[Task statement] Search the listing below for "JSON". Copy each matching line.

## START

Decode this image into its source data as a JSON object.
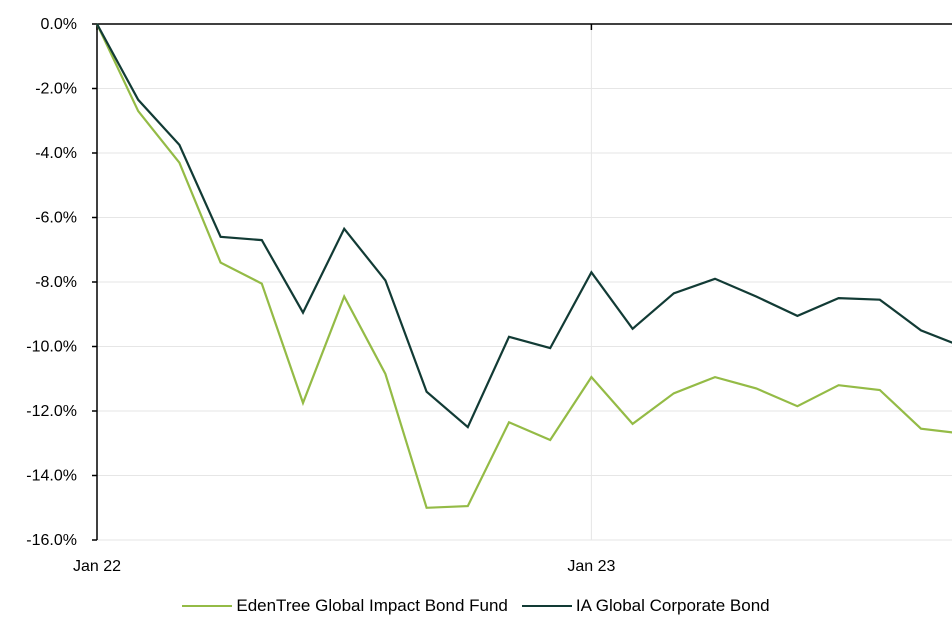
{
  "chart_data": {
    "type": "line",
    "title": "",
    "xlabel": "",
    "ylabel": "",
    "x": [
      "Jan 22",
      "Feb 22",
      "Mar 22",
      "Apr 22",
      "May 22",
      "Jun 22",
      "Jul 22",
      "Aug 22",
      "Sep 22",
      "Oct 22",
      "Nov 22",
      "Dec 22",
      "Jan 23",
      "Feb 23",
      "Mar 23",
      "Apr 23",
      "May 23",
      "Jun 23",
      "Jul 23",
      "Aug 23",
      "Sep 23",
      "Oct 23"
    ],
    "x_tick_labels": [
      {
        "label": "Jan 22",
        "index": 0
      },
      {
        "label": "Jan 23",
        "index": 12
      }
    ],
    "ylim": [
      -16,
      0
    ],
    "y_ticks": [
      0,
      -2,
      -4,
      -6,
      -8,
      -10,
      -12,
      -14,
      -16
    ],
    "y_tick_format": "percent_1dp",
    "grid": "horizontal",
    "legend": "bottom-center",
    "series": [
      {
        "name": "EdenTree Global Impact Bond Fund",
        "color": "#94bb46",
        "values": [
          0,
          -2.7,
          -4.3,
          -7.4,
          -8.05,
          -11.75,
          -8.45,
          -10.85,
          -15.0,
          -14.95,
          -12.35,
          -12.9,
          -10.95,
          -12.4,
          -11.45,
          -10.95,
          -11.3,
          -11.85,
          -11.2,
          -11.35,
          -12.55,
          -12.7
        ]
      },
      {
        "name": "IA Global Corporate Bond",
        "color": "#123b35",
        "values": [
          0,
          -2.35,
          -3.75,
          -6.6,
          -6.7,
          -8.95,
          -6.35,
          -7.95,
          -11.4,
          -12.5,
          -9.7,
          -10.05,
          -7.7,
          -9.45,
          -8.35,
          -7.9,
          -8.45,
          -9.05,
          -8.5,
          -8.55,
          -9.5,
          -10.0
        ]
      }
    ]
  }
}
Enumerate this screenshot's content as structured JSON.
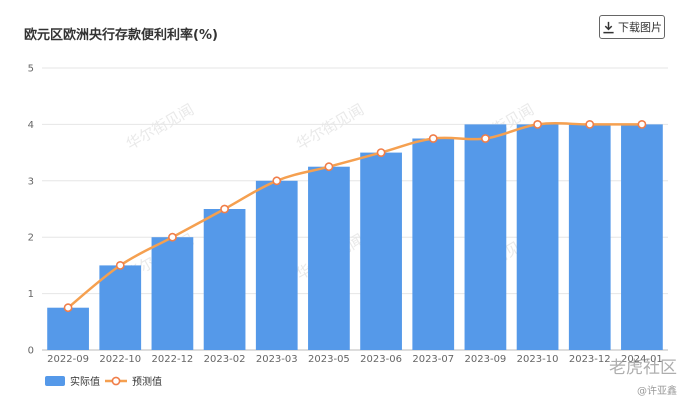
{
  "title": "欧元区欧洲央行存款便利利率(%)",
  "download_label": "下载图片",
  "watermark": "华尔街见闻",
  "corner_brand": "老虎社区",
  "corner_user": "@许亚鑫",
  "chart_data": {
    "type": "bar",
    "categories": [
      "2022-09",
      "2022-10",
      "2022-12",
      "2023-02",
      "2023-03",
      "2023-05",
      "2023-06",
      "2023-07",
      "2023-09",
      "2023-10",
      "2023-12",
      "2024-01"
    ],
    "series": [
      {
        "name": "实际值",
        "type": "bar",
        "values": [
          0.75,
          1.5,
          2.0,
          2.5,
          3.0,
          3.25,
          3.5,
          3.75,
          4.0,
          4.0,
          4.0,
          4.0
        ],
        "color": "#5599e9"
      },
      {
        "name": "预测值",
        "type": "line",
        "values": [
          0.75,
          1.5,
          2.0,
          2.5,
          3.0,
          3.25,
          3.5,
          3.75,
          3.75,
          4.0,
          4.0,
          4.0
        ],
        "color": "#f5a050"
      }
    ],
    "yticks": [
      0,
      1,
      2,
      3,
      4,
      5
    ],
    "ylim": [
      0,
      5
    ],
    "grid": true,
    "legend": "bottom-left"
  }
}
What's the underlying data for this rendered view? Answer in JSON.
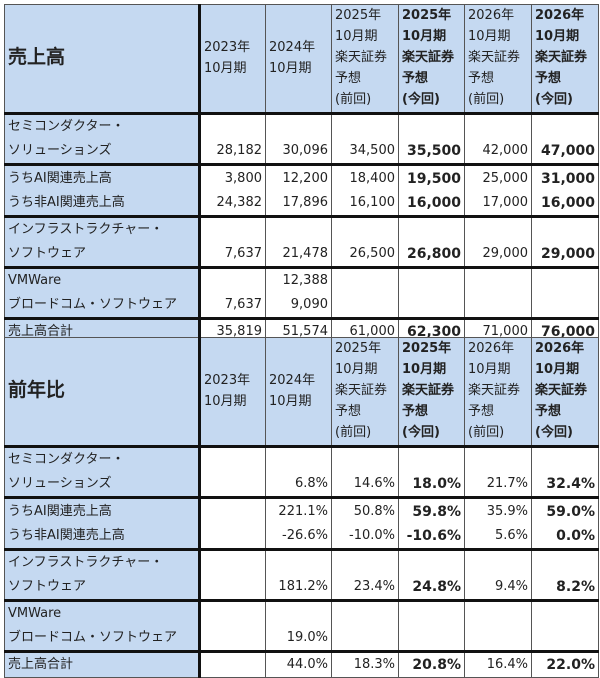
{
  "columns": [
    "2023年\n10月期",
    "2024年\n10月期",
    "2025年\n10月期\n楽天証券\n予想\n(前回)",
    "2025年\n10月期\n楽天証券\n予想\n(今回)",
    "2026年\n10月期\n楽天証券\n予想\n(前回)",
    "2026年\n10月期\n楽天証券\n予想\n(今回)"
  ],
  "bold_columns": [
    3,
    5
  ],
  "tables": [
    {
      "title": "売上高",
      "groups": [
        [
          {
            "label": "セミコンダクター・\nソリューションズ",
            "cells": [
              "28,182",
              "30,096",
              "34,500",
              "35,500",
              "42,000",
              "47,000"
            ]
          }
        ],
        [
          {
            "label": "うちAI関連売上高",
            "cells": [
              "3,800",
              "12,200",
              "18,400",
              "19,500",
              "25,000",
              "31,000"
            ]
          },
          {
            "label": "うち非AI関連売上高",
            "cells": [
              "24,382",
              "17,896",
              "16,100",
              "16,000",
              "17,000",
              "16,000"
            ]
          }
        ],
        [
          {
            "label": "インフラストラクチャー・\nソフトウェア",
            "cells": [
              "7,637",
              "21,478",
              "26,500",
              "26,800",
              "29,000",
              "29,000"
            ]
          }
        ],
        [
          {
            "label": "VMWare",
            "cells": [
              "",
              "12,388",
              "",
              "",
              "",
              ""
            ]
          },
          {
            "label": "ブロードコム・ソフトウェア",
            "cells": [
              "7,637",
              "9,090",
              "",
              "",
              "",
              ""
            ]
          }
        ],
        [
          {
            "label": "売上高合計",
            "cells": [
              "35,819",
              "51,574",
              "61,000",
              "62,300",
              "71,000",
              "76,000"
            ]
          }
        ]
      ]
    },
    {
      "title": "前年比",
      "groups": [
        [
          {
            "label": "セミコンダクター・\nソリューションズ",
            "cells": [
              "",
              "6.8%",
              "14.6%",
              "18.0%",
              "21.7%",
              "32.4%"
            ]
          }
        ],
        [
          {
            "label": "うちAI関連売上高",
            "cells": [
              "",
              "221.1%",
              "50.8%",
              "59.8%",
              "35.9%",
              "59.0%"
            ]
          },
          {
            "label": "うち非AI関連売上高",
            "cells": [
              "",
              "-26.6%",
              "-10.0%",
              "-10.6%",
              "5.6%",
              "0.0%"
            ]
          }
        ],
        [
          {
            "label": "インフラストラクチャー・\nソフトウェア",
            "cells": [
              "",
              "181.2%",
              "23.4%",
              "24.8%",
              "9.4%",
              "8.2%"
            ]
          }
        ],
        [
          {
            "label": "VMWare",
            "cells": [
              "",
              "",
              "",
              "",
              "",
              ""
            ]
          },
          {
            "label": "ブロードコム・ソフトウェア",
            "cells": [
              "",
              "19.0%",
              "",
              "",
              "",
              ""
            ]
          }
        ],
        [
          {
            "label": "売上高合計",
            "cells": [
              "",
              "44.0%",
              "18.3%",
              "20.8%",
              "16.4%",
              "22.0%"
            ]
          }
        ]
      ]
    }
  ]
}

## END

[The result]
Decode this image into its source data as a JSON object.
Enumerate this screenshot's content as structured JSON.
What's the underlying data for this rendered view? Answer in JSON.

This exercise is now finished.